== DATA LISTING
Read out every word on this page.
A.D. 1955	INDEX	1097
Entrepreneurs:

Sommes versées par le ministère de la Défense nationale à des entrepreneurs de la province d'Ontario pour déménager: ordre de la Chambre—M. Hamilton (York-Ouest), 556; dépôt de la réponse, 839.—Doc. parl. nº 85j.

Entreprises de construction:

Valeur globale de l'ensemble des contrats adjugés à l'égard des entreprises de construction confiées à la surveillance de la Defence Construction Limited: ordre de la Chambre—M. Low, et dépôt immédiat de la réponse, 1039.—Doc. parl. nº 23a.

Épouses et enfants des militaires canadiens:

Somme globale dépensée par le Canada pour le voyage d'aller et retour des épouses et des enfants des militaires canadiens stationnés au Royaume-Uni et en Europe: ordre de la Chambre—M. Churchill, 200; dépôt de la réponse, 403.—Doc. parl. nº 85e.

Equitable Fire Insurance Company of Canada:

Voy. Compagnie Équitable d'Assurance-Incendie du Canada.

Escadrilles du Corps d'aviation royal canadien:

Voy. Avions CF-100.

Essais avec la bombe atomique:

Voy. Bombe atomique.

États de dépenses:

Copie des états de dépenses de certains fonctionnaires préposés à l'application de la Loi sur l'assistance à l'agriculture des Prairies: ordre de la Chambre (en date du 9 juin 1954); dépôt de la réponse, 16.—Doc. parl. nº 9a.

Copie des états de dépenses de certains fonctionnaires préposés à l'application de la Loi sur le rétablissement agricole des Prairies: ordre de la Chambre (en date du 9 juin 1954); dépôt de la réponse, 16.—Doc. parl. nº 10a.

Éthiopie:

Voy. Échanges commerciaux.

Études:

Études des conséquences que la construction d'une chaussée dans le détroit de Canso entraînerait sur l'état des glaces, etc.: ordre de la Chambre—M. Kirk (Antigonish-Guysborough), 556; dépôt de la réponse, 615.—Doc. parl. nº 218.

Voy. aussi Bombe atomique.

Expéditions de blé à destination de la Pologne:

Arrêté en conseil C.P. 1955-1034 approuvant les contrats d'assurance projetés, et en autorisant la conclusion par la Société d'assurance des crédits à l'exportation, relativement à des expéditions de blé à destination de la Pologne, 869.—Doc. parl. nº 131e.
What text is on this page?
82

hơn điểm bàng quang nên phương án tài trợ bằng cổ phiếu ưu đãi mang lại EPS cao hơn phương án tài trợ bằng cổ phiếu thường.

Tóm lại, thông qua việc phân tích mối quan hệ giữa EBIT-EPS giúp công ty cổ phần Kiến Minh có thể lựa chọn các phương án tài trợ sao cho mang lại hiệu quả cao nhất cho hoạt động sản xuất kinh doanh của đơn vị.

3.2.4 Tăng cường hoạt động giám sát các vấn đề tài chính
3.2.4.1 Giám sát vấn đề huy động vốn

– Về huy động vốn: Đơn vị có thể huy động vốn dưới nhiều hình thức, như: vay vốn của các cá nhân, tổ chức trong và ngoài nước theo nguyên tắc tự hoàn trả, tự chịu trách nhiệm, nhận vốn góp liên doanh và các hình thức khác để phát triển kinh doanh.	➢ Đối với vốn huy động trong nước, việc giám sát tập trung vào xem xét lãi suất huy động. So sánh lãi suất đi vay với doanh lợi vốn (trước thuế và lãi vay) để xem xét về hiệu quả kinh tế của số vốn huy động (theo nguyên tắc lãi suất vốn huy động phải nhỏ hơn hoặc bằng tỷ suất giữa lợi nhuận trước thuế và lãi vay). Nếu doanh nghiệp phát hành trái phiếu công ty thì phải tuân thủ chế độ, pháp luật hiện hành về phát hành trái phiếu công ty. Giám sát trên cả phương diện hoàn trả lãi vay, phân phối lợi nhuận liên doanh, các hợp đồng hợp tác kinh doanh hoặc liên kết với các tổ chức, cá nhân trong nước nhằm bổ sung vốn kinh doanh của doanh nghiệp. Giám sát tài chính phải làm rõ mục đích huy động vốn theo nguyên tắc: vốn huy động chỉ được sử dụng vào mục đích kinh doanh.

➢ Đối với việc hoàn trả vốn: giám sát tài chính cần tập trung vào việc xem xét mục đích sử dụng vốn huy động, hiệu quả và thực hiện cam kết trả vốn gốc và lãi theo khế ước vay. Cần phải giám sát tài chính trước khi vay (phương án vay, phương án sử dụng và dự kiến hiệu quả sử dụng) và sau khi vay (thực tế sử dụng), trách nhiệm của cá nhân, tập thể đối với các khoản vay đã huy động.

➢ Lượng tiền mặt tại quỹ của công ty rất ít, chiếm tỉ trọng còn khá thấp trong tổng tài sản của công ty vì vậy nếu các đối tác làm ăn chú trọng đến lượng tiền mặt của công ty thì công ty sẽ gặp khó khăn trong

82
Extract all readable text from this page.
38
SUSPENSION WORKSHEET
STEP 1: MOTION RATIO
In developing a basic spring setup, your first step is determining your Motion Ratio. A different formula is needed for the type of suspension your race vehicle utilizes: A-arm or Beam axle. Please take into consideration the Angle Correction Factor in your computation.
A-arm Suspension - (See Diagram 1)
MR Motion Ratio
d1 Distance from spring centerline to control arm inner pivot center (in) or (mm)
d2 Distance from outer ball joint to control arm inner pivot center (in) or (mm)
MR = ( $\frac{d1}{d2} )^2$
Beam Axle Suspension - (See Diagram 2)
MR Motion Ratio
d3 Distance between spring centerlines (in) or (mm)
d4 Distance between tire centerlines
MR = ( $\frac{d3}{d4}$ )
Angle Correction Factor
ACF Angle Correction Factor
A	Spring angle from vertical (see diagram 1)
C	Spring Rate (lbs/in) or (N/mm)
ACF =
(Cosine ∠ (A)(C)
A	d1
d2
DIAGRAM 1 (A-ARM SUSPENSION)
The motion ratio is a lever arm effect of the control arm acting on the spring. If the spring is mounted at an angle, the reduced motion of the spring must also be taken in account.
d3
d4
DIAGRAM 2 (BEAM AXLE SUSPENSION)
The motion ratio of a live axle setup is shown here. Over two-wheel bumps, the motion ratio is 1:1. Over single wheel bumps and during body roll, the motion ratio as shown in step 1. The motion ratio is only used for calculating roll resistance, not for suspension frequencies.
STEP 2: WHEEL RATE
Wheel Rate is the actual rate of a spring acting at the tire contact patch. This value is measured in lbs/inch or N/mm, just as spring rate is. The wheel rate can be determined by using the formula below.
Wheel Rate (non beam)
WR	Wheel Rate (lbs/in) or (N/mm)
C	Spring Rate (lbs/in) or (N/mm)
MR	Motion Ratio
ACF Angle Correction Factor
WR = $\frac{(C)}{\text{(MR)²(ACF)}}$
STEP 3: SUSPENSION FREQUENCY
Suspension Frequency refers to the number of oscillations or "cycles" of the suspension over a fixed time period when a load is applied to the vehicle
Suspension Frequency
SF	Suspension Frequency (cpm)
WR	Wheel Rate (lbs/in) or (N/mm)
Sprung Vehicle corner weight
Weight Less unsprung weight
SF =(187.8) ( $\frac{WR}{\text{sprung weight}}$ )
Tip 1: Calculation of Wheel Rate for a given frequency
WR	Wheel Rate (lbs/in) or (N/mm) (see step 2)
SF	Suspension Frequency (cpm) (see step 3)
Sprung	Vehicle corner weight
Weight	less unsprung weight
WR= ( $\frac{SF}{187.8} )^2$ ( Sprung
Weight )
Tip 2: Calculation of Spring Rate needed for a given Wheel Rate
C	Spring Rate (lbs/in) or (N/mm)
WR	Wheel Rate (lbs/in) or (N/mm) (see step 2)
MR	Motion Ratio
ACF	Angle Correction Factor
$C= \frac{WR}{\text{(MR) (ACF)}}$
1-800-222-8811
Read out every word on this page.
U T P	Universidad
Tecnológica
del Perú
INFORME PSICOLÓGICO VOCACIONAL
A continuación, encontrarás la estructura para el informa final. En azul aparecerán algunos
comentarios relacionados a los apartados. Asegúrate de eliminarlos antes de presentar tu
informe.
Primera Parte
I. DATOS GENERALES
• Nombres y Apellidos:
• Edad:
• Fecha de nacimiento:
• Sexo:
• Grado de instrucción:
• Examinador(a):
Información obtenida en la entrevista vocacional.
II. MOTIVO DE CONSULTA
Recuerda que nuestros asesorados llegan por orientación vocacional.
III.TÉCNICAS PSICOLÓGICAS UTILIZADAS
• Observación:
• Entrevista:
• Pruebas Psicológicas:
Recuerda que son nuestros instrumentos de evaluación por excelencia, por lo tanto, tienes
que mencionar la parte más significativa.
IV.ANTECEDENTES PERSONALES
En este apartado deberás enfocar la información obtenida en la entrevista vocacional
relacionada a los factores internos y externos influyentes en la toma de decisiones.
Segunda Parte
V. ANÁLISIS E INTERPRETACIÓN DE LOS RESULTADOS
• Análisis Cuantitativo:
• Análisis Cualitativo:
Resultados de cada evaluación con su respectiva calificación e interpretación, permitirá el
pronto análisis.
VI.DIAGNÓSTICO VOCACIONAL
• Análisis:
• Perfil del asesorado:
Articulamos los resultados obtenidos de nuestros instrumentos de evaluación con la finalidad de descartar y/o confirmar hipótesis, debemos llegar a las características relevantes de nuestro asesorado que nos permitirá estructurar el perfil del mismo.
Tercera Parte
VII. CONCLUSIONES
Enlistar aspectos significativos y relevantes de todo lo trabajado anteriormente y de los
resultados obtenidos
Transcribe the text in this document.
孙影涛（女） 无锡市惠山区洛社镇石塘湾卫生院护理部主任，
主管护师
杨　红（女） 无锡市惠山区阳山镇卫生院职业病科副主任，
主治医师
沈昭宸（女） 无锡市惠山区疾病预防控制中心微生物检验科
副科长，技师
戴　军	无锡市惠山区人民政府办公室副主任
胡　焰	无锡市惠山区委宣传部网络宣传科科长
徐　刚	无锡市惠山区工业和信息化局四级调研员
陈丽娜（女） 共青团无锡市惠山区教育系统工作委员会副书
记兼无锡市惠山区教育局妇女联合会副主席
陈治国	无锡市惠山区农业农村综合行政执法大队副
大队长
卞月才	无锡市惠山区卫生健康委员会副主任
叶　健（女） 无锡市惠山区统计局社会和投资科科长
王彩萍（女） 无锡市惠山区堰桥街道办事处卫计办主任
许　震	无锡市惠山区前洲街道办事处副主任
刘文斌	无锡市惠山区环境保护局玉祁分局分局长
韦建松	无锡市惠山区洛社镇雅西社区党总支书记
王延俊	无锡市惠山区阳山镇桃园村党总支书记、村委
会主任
====
Pick out lines containing the word "Chambre", each one as written.

THE OUTPUT –
Sommes versées par le ministère de la Défense nationale à des entrepreneurs de la province d'Ontario pour déménager: ordre de la Chambre—M. Hamilton (York-Ouest), 556; dépôt de la réponse, 839.—Doc. parl. nº 85j.
Valeur globale de l'ensemble des contrats adjugés à l'égard des entreprises de construction confiées à la surveillance de la Defence Construction Limited: ordre de la Chambre—M. Low, et dépôt immédiat de la réponse, 1039.—Doc. parl. nº 23a.
Somme globale dépensée par le Canada pour le voyage d'aller et retour des épouses et des enfants des militaires canadiens stationnés au Royaume-Uni et en Europe: ordre de la Chambre—M. Churchill, 200; dépôt de la réponse, 403.—Doc. parl. nº 85e.
Copie des états de dépenses de certains fonctionnaires préposés à l'application de la Loi sur l'assistance à l'agriculture des Prairies: ordre de la Chambre (en date du 9 juin 1954); dépôt de la réponse, 16.—Doc. parl. nº 9a.
Copie des états de dépenses de certains fonctionnaires préposés à l'application de la Loi sur le rétablissement agricole des Prairies: ordre de la Chambre (en date du 9 juin 1954); dépôt de la réponse, 16.—Doc. parl. nº 10a.
Études des conséquences que la construction d'une chaussée dans le détroit de Canso entraînerait sur l'état des glaces, etc.: ordre de la Chambre—M. Kirk (Antigonish-Guysborough), 556; dépôt de la réponse, 615.—Doc. parl. nº 218.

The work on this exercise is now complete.